Instructions to follow –
Look through the lines below and extract any with the word "value".

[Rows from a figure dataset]
===============
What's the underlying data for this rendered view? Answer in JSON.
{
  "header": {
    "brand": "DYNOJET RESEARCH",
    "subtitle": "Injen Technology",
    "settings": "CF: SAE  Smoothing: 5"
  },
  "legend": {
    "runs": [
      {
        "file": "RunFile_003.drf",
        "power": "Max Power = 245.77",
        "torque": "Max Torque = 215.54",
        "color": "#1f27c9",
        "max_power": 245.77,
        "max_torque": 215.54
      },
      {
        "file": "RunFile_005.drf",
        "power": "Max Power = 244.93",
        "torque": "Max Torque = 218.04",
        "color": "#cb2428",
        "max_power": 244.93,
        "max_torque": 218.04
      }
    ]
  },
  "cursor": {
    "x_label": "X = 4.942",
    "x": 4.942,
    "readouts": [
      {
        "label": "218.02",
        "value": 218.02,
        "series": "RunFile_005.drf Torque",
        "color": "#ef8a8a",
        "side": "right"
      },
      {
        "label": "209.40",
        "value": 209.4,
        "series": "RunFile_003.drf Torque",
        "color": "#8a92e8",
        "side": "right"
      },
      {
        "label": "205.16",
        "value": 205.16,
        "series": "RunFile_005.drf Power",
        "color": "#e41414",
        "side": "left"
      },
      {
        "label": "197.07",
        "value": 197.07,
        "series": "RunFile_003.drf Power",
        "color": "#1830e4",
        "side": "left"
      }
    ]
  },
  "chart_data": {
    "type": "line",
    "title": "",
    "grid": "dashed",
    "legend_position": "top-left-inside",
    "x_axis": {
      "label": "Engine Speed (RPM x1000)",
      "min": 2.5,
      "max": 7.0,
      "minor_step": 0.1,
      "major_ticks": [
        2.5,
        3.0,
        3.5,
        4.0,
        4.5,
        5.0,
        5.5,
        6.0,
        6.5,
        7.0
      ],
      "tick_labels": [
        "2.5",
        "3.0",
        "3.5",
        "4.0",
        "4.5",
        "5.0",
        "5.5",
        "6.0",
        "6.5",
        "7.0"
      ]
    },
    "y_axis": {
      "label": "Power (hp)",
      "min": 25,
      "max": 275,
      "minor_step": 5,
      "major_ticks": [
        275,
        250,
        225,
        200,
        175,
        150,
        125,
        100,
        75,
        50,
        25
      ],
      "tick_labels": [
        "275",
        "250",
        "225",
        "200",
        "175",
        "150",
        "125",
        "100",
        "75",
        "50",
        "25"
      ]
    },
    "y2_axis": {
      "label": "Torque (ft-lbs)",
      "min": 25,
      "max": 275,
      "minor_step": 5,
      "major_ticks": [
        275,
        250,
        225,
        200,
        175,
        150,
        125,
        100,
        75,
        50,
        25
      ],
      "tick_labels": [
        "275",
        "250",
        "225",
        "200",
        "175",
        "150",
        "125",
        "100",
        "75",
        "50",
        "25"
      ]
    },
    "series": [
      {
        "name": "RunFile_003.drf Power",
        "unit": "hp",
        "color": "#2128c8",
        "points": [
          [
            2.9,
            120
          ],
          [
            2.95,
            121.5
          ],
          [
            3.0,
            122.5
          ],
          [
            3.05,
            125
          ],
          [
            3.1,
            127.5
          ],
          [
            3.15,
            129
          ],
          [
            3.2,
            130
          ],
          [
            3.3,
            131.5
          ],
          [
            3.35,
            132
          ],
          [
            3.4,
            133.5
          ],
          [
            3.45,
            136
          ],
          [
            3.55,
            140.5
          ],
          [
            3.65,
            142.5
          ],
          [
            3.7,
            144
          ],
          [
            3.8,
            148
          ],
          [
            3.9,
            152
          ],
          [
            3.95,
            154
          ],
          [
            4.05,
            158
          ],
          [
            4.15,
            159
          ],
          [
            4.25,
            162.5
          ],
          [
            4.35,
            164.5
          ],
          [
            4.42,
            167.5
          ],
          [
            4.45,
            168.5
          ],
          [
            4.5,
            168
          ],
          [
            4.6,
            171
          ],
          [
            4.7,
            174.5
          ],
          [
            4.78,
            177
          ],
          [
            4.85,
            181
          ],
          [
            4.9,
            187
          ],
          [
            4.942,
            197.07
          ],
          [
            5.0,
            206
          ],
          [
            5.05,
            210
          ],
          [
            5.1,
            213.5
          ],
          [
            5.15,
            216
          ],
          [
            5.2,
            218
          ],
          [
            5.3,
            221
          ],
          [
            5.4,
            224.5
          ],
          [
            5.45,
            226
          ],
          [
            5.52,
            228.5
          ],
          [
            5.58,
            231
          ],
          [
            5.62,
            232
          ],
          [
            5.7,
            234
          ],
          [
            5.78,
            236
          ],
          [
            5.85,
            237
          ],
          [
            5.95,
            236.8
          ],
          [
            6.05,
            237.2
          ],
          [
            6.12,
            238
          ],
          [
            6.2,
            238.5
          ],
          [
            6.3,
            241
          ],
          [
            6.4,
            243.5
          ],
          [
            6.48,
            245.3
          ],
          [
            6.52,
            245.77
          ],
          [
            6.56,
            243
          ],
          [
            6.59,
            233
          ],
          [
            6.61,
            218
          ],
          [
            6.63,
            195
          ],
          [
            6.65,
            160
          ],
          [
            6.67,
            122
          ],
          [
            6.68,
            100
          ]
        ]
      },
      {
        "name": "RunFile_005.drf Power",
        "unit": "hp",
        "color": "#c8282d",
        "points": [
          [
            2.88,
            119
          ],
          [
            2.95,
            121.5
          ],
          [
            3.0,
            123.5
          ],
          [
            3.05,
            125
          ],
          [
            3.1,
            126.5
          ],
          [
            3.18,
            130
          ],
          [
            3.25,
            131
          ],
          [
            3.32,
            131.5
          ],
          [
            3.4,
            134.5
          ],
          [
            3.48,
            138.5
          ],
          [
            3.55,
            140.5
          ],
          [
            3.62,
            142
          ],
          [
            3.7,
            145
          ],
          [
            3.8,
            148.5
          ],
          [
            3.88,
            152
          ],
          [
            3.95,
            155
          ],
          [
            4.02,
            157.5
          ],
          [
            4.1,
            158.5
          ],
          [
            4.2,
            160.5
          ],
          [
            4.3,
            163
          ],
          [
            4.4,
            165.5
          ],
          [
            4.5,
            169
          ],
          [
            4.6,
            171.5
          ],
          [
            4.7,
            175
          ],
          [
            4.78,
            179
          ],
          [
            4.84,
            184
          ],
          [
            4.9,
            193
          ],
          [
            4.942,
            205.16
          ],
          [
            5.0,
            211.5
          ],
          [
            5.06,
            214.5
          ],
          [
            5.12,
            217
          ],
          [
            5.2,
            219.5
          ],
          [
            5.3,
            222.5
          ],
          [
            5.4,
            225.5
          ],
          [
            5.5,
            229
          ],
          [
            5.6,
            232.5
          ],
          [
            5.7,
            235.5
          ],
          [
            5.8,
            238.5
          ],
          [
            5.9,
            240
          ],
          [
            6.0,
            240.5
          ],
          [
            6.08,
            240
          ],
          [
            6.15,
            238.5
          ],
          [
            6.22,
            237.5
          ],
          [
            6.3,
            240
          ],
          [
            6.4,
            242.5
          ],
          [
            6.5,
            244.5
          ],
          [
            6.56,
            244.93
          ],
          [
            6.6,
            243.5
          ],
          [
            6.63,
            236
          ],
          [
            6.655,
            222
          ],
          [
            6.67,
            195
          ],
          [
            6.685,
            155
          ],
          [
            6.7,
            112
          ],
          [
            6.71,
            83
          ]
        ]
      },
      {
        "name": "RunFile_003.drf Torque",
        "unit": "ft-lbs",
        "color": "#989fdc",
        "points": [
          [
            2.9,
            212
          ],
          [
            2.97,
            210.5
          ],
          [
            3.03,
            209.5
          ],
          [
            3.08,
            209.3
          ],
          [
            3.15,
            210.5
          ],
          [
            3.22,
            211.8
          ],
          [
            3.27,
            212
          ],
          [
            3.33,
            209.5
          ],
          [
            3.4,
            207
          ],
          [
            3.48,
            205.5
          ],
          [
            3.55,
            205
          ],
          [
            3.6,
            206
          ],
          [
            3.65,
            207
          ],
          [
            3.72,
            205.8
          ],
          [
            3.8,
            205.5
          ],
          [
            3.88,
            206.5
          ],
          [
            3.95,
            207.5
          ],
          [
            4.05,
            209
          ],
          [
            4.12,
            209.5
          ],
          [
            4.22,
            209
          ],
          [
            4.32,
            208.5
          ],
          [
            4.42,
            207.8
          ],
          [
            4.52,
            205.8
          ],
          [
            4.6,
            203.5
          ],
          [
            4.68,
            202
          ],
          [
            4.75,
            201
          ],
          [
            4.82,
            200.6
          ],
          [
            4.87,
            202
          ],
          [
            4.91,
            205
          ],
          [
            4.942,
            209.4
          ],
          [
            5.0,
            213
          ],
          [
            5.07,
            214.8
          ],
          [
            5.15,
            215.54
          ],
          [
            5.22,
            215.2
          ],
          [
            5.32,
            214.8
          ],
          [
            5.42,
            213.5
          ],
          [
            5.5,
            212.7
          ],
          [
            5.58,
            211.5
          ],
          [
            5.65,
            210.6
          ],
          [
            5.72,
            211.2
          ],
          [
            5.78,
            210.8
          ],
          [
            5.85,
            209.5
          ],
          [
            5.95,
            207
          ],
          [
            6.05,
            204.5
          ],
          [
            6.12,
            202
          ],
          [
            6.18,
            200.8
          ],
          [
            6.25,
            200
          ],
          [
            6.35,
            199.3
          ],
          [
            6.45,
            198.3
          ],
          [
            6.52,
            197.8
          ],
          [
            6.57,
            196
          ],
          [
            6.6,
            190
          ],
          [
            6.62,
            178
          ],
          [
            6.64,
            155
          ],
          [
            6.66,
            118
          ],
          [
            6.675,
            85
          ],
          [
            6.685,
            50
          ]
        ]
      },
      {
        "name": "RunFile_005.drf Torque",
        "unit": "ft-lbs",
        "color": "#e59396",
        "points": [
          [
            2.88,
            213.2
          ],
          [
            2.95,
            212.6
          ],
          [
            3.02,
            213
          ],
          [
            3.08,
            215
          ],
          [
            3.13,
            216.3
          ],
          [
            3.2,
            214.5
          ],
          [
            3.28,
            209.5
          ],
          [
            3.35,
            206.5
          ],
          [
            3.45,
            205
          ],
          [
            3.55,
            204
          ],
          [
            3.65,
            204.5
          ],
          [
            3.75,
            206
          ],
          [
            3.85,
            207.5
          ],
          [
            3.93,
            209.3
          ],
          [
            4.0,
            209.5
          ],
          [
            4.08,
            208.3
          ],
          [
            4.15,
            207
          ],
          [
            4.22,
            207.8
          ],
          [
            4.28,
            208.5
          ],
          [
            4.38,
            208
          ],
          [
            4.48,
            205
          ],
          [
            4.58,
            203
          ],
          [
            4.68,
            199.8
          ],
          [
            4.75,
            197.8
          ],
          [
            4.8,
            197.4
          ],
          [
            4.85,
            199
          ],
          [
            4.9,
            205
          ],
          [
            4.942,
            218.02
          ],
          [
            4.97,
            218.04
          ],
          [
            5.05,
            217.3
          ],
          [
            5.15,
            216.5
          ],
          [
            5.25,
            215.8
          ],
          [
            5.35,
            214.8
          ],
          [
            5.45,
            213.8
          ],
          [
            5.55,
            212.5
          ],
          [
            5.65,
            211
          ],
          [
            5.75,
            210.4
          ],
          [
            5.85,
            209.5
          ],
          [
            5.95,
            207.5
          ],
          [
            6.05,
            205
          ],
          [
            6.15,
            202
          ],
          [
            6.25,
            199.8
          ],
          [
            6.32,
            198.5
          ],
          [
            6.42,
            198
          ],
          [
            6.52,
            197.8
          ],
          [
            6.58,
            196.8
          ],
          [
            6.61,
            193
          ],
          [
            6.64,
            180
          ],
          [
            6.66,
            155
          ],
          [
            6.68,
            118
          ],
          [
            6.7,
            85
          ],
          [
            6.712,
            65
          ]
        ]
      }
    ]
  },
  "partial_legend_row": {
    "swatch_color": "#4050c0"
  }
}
===============
Task result –
        "value": 218.02,
        "value": 209.4,
        "value": 205.16,
        "value": 197.07,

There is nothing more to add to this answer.